Items —
____

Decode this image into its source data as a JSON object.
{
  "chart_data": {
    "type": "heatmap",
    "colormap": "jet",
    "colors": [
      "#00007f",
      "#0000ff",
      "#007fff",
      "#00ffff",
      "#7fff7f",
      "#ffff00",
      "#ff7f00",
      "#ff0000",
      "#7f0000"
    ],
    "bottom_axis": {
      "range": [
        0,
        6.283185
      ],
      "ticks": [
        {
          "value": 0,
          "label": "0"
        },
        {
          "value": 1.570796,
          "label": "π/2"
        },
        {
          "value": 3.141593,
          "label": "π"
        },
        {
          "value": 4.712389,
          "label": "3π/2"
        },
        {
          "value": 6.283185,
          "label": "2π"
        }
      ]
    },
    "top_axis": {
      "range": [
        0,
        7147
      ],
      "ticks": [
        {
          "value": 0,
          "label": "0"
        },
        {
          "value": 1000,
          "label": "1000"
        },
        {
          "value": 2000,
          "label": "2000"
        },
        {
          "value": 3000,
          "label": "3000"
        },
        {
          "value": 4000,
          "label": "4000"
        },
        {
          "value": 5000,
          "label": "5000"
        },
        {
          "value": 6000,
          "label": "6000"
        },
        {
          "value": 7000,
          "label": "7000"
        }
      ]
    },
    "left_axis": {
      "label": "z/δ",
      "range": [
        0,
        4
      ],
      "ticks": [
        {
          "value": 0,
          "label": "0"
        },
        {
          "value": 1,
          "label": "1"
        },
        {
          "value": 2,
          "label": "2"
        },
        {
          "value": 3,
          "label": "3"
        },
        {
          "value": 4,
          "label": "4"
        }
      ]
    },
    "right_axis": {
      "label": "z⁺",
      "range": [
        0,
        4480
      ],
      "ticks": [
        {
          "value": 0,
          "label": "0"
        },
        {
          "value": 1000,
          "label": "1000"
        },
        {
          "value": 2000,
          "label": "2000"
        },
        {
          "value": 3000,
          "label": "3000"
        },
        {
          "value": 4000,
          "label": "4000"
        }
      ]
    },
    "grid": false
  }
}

____

Write out all of the records once more, exactly.

Answer to this task —
Decode this image into its source data as a JSON object.
{
  "chart_data": {
    "type": "heatmap",
    "colormap": "jet",
    "colors": [
      "#00007f",
      "#0000ff",
      "#007fff",
      "#00ffff",
      "#7fff7f",
      "#ffff00",
      "#ff7f00",
      "#ff0000",
      "#7f0000"
    ],
    "bottom_axis": {
      "range": [
        0,
        6.283185
      ],
      "ticks": [
        {
          "value": 0,
          "label": "0"
        },
        {
          "value": 1.570796,
          "label": "π/2"
        },
        {
          "value": 3.141593,
          "label": "π"
        },
        {
          "value": 4.712389,
          "label": "3π/2"
        },
        {
          "value": 6.283185,
          "label": "2π"
        }
      ]
    },
    "top_axis": {
      "range": [
        0,
        7147
      ],
      "ticks": [
        {
          "value": 0,
          "label": "0"
        },
        {
          "value": 1000,
          "label": "1000"
        },
        {
          "value": 2000,
          "label": "2000"
        },
        {
          "value": 3000,
          "label": "3000"
        },
        {
          "value": 4000,
          "label": "4000"
        },
        {
          "value": 5000,
          "label": "5000"
        },
        {
          "value": 6000,
          "label": "6000"
        },
        {
          "value": 7000,
          "label": "7000"
        }
      ]
    },
    "left_axis": {
      "label": "z/δ",
      "range": [
        0,
        4
      ],
      "ticks": [
        {
          "value": 0,
          "label": "0"
        },
        {
          "value": 1,
          "label": "1"
        },
        {
          "value": 2,
          "label": "2"
        },
        {
          "value": 3,
          "label": "3"
        },
        {
          "value": 4,
          "label": "4"
        }
      ]
    },
    "right_axis": {
      "label": "z⁺",
      "range": [
        0,
        4480
      ],
      "ticks": [
        {
          "value": 0,
          "label": "0"
        },
        {
          "value": 1000,
          "label": "1000"
        },
        {
          "value": 2000,
          "label": "2000"
        },
        {
          "value": 3000,
          "label": "3000"
        },
        {
          "value": 4000,
          "label": "4000"
        }
      ]
    },
    "grid": false
  }
}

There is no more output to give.